The task: Print the listing below exactly.

[Stored records]

** START **

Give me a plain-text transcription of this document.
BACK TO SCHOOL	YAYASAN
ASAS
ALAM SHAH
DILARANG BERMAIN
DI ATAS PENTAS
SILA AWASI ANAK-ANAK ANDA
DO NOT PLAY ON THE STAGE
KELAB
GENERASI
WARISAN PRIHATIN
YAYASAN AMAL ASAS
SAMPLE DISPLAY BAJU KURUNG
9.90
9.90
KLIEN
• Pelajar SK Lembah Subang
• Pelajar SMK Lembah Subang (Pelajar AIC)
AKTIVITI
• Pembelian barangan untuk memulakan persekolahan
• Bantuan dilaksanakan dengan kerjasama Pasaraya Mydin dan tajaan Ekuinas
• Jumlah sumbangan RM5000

** END **

Complete response:
Give me a plain-text transcription of this document.
BACK TO SCHOOL	YAYASAN
ASAS
ALAM SHAH
DILARANG BERMAIN
DI ATAS PENTAS
SILA AWASI ANAK-ANAK ANDA
DO NOT PLAY ON THE STAGE
KELAB
GENERASI
WARISAN PRIHATIN
YAYASAN AMAL ASAS
SAMPLE DISPLAY BAJU KURUNG
9.90
9.90
KLIEN
• Pelajar SK Lembah Subang
• Pelajar SMK Lembah Subang (Pelajar AIC)
AKTIVITI
• Pembelian barangan untuk memulakan persekolahan
• Bantuan dilaksanakan dengan kerjasama Pasaraya Mydin dan tajaan Ekuinas
• Jumlah sumbangan RM5000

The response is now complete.